━━━━━ MATERIAL TO PROCESS ━━━━━

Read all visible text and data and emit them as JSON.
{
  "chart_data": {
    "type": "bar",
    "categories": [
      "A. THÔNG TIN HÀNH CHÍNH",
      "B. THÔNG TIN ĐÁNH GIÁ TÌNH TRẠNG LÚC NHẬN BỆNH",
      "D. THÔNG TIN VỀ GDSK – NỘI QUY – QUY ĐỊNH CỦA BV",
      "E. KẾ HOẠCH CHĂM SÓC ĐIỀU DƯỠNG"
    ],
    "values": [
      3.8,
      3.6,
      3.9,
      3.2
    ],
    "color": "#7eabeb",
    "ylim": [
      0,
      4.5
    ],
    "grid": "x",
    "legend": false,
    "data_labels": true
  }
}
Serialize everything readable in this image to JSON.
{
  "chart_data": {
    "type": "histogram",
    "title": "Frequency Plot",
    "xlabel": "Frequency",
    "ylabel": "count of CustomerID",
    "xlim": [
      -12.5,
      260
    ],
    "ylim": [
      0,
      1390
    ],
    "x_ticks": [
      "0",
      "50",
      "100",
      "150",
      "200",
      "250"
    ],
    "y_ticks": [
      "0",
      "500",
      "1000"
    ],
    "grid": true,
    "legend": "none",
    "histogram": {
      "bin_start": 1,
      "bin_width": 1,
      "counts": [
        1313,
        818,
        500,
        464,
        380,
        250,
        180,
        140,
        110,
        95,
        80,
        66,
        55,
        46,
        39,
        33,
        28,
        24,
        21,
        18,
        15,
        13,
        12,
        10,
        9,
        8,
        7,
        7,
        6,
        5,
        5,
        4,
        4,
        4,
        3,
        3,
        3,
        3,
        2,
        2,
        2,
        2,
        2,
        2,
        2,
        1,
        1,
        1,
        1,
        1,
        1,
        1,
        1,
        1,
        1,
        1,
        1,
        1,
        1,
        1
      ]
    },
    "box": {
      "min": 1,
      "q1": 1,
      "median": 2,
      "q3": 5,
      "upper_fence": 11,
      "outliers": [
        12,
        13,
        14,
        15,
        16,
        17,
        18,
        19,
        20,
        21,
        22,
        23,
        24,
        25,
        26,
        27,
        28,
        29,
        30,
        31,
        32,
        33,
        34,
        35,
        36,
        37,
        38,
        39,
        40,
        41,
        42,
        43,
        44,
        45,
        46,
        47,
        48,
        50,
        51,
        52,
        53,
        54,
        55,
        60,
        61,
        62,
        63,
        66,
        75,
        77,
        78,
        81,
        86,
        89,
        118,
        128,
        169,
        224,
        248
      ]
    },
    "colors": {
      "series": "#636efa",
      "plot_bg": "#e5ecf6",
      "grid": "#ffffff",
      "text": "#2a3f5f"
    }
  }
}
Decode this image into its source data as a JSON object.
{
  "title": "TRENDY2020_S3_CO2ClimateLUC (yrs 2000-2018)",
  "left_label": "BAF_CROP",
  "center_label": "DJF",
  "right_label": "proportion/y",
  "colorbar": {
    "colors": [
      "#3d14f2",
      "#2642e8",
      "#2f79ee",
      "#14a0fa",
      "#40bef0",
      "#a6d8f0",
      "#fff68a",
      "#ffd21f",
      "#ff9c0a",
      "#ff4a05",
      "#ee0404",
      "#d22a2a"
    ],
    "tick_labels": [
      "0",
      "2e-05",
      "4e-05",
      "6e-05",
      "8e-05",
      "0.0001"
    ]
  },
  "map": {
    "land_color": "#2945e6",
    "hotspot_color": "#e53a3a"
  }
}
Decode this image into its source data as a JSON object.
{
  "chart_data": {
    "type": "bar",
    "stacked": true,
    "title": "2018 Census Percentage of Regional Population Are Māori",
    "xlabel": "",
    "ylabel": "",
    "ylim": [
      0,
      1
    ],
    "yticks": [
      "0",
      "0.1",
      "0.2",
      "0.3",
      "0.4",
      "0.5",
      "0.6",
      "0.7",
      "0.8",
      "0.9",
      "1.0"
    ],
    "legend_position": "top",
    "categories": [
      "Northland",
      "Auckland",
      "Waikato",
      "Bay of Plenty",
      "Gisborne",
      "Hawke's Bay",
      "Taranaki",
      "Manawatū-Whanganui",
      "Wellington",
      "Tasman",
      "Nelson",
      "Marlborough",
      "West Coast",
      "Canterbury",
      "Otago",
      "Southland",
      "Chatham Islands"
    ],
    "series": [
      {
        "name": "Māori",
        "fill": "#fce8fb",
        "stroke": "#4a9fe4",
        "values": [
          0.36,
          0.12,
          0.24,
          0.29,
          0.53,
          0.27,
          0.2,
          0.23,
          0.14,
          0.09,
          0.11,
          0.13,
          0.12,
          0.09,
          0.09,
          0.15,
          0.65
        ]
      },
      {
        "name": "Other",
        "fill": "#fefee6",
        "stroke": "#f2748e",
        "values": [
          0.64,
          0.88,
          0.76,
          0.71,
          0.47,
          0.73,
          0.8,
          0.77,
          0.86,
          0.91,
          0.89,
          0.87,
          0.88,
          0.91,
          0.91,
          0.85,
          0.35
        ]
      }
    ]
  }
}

━━━━━

▶ **WHAT TO WORK ON**
Print the listing above in full, exactly as it is.

▶ **FULL SOLUTION**
Read all visible text and data and emit them as JSON.
{
  "chart_data": {
    "type": "bar",
    "categories": [
      "A. THÔNG TIN HÀNH CHÍNH",
      "B. THÔNG TIN ĐÁNH GIÁ TÌNH TRẠNG LÚC NHẬN BỆNH",
      "D. THÔNG TIN VỀ GDSK – NỘI QUY – QUY ĐỊNH CỦA BV",
      "E. KẾ HOẠCH CHĂM SÓC ĐIỀU DƯỠNG"
    ],
    "values": [
      3.8,
      3.6,
      3.9,
      3.2
    ],
    "color": "#7eabeb",
    "ylim": [
      0,
      4.5
    ],
    "grid": "x",
    "legend": false,
    "data_labels": true
  }
}
Serialize everything readable in this image to JSON.
{
  "chart_data": {
    "type": "histogram",
    "title": "Frequency Plot",
    "xlabel": "Frequency",
    "ylabel": "count of CustomerID",
    "xlim": [
      -12.5,
      260
    ],
    "ylim": [
      0,
      1390
    ],
    "x_ticks": [
      "0",
      "50",
      "100",
      "150",
      "200",
      "250"
    ],
    "y_ticks": [
      "0",
      "500",
      "1000"
    ],
    "grid": true,
    "legend": "none",
    "histogram": {
      "bin_start": 1,
      "bin_width": 1,
      "counts": [
        1313,
        818,
        500,
        464,
        380,
        250,
        180,
        140,
        110,
        95,
        80,
        66,
        55,
        46,
        39,
        33,
        28,
        24,
        21,
        18,
        15,
        13,
        12,
        10,
        9,
        8,
        7,
        7,
        6,
        5,
        5,
        4,
        4,
        4,
        3,
        3,
        3,
        3,
        2,
        2,
        2,
        2,
        2,
        2,
        2,
        1,
        1,
        1,
        1,
        1,
        1,
        1,
        1,
        1,
        1,
        1,
        1,
        1,
        1,
        1
      ]
    },
    "box": {
      "min": 1,
      "q1": 1,
      "median": 2,
      "q3": 5,
      "upper_fence": 11,
      "outliers": [
        12,
        13,
        14,
        15,
        16,
        17,
        18,
        19,
        20,
        21,
        22,
        23,
        24,
        25,
        26,
        27,
        28,
        29,
        30,
        31,
        32,
        33,
        34,
        35,
        36,
        37,
        38,
        39,
        40,
        41,
        42,
        43,
        44,
        45,
        46,
        47,
        48,
        50,
        51,
        52,
        53,
        54,
        55,
        60,
        61,
        62,
        63,
        66,
        75,
        77,
        78,
        81,
        86,
        89,
        118,
        128,
        169,
        224,
        248
      ]
    },
    "colors": {
      "series": "#636efa",
      "plot_bg": "#e5ecf6",
      "grid": "#ffffff",
      "text": "#2a3f5f"
    }
  }
}
Decode this image into its source data as a JSON object.
{
  "title": "TRENDY2020_S3_CO2ClimateLUC (yrs 2000-2018)",
  "left_label": "BAF_CROP",
  "center_label": "DJF",
  "right_label": "proportion/y",
  "colorbar": {
    "colors": [
      "#3d14f2",
      "#2642e8",
      "#2f79ee",
      "#14a0fa",
      "#40bef0",
      "#a6d8f0",
      "#fff68a",
      "#ffd21f",
      "#ff9c0a",
      "#ff4a05",
      "#ee0404",
      "#d22a2a"
    ],
    "tick_labels": [
      "0",
      "2e-05",
      "4e-05",
      "6e-05",
      "8e-05",
      "0.0001"
    ]
  },
  "map": {
    "land_color": "#2945e6",
    "hotspot_color": "#e53a3a"
  }
}
Decode this image into its source data as a JSON object.
{
  "chart_data": {
    "type": "bar",
    "stacked": true,
    "title": "2018 Census Percentage of Regional Population Are Māori",
    "xlabel": "",
    "ylabel": "",
    "ylim": [
      0,
      1
    ],
    "yticks": [
      "0",
      "0.1",
      "0.2",
      "0.3",
      "0.4",
      "0.5",
      "0.6",
      "0.7",
      "0.8",
      "0.9",
      "1.0"
    ],
    "legend_position": "top",
    "categories": [
      "Northland",
      "Auckland",
      "Waikato",
      "Bay of Plenty",
      "Gisborne",
      "Hawke's Bay",
      "Taranaki",
      "Manawatū-Whanganui",
      "Wellington",
      "Tasman",
      "Nelson",
      "Marlborough",
      "West Coast",
      "Canterbury",
      "Otago",
      "Southland",
      "Chatham Islands"
    ],
    "series": [
      {
        "name": "Māori",
        "fill": "#fce8fb",
        "stroke": "#4a9fe4",
        "values": [
          0.36,
          0.12,
          0.24,
          0.29,
          0.53,
          0.27,
          0.2,
          0.23,
          0.14,
          0.09,
          0.11,
          0.13,
          0.12,
          0.09,
          0.09,
          0.15,
          0.65
        ]
      },
      {
        "name": "Other",
        "fill": "#fefee6",
        "stroke": "#f2748e",
        "values": [
          0.64,
          0.88,
          0.76,
          0.71,
          0.47,
          0.73,
          0.8,
          0.77,
          0.86,
          0.91,
          0.89,
          0.87,
          0.88,
          0.91,
          0.91,
          0.85,
          0.35
        ]
      }
    ]
  }
}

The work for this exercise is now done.